§ **REQUEST**:
What lines of the data hold the string "training"? Pull each one out.

•••••

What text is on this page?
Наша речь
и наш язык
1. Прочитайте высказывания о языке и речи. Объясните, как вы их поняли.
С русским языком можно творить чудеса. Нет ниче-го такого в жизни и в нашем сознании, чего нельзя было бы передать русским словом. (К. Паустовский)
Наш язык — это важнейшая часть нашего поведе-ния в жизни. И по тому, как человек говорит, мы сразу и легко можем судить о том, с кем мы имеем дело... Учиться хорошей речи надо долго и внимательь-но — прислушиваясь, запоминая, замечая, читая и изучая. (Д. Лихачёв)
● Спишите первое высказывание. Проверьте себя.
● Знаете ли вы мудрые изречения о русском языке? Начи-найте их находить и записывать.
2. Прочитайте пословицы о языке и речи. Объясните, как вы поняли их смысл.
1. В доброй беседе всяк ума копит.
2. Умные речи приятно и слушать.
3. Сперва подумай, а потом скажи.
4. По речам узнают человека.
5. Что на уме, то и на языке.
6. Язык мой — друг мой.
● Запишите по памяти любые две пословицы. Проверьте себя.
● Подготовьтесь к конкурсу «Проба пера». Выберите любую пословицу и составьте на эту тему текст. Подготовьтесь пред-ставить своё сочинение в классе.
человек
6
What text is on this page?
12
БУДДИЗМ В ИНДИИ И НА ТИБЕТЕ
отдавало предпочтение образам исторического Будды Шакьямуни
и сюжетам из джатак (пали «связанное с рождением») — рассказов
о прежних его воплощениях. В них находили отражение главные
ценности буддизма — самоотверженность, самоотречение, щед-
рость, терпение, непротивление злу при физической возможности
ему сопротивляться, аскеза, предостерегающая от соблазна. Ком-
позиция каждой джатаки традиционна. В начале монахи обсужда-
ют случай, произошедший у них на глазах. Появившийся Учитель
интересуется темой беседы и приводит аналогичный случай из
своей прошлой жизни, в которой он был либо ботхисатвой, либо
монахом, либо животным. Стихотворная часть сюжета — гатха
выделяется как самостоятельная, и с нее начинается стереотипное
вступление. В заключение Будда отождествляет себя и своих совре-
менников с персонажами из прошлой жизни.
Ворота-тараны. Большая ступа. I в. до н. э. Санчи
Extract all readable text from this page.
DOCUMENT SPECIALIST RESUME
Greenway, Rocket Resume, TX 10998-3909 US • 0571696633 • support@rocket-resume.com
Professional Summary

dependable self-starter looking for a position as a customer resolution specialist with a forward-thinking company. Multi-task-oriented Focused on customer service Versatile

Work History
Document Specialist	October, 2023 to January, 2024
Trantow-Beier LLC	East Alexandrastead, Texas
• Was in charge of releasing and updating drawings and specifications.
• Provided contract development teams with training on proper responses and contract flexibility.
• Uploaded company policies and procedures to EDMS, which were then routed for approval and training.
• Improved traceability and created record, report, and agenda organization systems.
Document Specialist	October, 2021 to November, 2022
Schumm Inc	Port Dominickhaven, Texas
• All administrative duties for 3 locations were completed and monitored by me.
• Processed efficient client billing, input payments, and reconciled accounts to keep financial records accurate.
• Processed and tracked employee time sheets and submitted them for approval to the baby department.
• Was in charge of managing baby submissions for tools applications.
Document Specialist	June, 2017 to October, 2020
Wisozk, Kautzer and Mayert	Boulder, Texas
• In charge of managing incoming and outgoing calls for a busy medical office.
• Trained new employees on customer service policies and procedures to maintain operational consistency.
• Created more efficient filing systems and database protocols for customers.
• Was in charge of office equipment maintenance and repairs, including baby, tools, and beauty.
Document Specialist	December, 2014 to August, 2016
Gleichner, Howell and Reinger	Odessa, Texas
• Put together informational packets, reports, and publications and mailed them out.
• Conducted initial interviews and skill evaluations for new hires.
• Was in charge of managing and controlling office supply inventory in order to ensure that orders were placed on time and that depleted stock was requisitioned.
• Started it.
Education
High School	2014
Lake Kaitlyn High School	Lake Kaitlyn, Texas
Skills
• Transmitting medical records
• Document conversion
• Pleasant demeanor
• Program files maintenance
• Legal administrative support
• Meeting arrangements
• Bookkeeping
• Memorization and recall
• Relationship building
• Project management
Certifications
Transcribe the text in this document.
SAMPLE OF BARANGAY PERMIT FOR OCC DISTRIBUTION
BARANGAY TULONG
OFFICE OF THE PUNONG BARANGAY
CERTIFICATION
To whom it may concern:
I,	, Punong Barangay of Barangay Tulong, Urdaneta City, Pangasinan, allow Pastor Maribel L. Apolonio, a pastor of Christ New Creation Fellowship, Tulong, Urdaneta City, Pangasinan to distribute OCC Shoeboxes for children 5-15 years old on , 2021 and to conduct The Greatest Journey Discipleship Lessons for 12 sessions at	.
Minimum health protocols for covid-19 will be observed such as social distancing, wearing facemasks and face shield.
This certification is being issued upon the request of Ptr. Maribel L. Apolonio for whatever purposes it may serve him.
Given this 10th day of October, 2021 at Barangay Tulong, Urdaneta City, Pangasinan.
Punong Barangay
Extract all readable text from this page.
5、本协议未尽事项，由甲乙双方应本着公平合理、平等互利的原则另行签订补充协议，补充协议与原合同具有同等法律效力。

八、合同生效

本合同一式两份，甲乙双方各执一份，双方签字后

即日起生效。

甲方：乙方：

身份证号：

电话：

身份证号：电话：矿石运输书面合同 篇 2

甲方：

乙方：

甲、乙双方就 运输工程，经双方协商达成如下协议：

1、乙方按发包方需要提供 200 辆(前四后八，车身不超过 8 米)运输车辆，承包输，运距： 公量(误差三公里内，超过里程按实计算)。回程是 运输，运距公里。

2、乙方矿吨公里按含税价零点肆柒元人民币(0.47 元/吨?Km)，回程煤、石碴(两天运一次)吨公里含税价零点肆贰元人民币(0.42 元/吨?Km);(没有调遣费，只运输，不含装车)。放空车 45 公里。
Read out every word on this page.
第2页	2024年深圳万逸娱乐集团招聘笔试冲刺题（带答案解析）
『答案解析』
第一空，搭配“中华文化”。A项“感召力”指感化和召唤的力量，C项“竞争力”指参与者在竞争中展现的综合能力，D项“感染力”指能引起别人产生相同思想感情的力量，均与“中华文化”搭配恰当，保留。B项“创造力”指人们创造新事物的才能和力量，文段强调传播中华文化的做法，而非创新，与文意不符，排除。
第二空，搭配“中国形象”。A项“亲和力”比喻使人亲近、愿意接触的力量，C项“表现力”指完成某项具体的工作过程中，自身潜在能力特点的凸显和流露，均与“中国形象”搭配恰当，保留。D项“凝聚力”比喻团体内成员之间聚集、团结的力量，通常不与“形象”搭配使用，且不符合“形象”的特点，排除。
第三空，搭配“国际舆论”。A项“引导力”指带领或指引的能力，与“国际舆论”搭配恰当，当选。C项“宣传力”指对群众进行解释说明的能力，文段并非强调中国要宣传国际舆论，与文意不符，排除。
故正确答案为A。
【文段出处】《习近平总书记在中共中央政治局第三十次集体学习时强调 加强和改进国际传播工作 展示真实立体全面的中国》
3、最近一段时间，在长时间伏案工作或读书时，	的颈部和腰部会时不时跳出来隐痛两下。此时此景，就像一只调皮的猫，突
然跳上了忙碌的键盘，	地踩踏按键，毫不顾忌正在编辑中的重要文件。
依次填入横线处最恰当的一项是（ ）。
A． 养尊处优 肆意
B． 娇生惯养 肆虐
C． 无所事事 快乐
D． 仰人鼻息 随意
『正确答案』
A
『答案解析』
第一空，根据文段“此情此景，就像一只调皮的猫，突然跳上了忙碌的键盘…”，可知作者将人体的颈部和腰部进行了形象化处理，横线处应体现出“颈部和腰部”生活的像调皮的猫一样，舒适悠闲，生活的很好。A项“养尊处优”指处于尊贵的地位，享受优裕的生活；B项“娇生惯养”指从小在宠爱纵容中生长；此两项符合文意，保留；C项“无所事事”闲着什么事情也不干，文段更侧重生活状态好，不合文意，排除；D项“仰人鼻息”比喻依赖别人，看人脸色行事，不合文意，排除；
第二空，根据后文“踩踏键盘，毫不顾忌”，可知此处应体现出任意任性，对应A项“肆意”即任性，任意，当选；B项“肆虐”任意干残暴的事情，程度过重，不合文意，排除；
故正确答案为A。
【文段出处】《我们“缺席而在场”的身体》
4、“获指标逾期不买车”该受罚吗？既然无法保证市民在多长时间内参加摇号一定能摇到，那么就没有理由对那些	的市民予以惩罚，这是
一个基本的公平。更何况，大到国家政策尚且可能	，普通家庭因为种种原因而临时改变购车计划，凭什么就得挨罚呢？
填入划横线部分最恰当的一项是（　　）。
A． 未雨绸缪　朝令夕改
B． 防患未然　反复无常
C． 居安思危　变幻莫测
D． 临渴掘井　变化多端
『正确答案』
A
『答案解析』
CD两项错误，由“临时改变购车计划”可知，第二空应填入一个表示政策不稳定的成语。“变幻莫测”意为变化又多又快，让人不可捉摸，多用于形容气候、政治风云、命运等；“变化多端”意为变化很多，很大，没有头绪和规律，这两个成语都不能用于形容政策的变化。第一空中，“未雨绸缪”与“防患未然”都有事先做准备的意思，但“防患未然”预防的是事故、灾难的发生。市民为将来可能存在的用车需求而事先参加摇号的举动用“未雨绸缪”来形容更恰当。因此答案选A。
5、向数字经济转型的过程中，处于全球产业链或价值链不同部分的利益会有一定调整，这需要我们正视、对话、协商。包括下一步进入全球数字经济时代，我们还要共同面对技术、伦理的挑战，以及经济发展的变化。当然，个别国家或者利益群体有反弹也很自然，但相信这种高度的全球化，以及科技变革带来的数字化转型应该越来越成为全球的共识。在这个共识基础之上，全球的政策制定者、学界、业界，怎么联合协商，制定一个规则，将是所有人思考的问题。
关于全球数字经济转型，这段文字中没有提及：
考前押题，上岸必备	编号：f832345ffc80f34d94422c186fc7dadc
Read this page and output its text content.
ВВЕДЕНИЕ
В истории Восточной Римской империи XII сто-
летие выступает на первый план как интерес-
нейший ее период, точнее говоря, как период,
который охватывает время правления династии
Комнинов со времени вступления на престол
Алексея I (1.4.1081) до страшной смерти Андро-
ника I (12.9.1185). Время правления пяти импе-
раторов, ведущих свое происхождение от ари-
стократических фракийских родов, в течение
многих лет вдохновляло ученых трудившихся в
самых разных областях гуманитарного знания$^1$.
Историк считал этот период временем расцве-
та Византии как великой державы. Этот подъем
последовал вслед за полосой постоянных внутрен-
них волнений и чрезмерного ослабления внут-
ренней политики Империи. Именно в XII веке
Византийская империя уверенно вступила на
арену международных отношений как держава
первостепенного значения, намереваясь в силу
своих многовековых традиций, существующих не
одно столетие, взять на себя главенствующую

•••••

§ **COMPLETED EXERCISE**:
• Provided contract development teams with training on proper responses and contract flexibility.
• Uploaded company policies and procedures to EDMS, which were then routed for approval and training.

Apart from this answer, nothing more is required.